▸ **O QUE FAZER**
Prossiga o texto sobre a espera de uma carta e o carteiro de bicicleta, começando logo após a última frase apresentada.

Acabou
de passar o carteiro na minha rua e, uma vez mais, não me trouxe uma carta tua,
não que a esperasse, embora muito a desejasse e tu, sabido, nunca ma tivesses
prometido.
Mas
neste momento seria uma carta tua a única coisa a fazer-me sair à rua,
recolhida que estou, inda que amante de guarida nunca tenha sido, nem sou. Mas
aborrecem-me os pixéis, os posts, os tweets e os instagrams, confundem-me os
neurónios e sempre preferi o cara a cara com os Sertórios ou outras abéculas que
essas ao menos não me enleiam a molécula.
Gosto
de ver-te, de sentir-te, de tocar-te, ouvir-te sorrir, gargalhar, consigo até
gostar das caneladas atiradas quando rindo te estiras, quase caindo da cadeira
c’a bebedeira de riso. Às vezes basta-me isso, um sorriso e pouco mais pois até
os animais, e a minha Mimi que o diga, apreciam coisas tais e também ela, mal
soa o carteiro corre à varanda primeiro e corre depois os quintais, saltitando
pelos ares apanhando borboletas, gafanhotos e lagartixas, ou aventais nos
estendais e, esquecendo completamente o que a levara à varanda, o barulho do
carteiro numa bicicleta a pedais.
Carteiro
em bicicleta é, deste modo e para nós duas, novelo bem enrolado que ela empurra
brincando fazendo-o rebolar, mas para mim cheio de nós que me canso a desatar, porém,
desde que a linha vá sobrando e eu com ela enquanto espero, novos laços vou
atando... Desfaço nós enlaço laços, seja ou não seja Natal, porque os nós que
desato são laços que irão ficar, são paixões que largo no ar, que qualquer um
pode apanhar, juntá-los presos num nó e p'lo correio enviar a qualquer uma de
vós a quem deseje enlaçar.
Depois
é ver-vos felizes, e p’los cafés saltitando, as cadeiras derribando ou no
quintal esvoaçando, as borboletas caçando, os gafanhotos temendo e das
lagartixas fugindo em cada manhã de sol e até ao carteiro se ouvir a campainha
tinindo, avisando sua excelência que tráz para vossa eminência uma cartinha
perfumada e por abrir. Dizei-me então raparigas qual a cartada jogada no
hotmail ou no gmail que vos deixe assim desvairadas ?

▸ **MATERIAL DE BASE**
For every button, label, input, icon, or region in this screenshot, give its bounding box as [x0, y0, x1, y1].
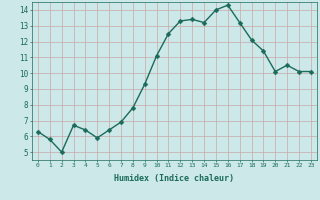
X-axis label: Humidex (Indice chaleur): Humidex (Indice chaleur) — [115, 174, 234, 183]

▸ **RESPOSTA ESCRITA**
Tanto
progresso anda a matar-nos e a deixar-nos frustradas, eu inda tenho guardadas
cartas de cores bem rosadas que hei-de escrever um dia e enviarei às carradas a
quem sei que as aprecia. Bastarão dúzia e meia de frases bem estruturadas,
pozinhos de perlimpimpim feitos das caudas cortadas às lagartixas p’la Mimi,
uns salpicos de perfume e a língua bem passada p’la cola do envelope para que,
desde o carteiro a quem quer que seja carreteiro e a leve ao seu destino, a todos
faça rejubilar, saltar, pular de contentes e, como uma amiga diria, subir
correndo um escadote, ou, como o refrão duma canção cujo mote é a paixão,
deixar-lhes o maravilhoso coração despedaçado.
Por
isso caras amigas dai laços, apertai nós, pois o mundo anda desgraçado e mui
pior sem nós andaria, nósinhas, nozesinhas onde o amor navegará por sobre mares
e oceanos porque é para isso que cá estamos e, ao contrário do que afirma a
ciência na sua infalível inocência, não são os musaranhos que sobreviverão à
emergência, à inclemência, à impaciência, à hecatombe, à destruição, à bomba,
ao apocalipse, ao armagedão, ao caos.
Somos nós, nosinhas, avós, filhas e
mãezinhas, somos nós qual casca de noz quem terá que, nos momentos fatais fazer
de mães e de pais, levar a bom porto o barco, incutir esperança aos demais,
espalhar o amor p'los quintais, dar trabalho a carteiros em bicicletas a pedais
fazendo promessas aos demais.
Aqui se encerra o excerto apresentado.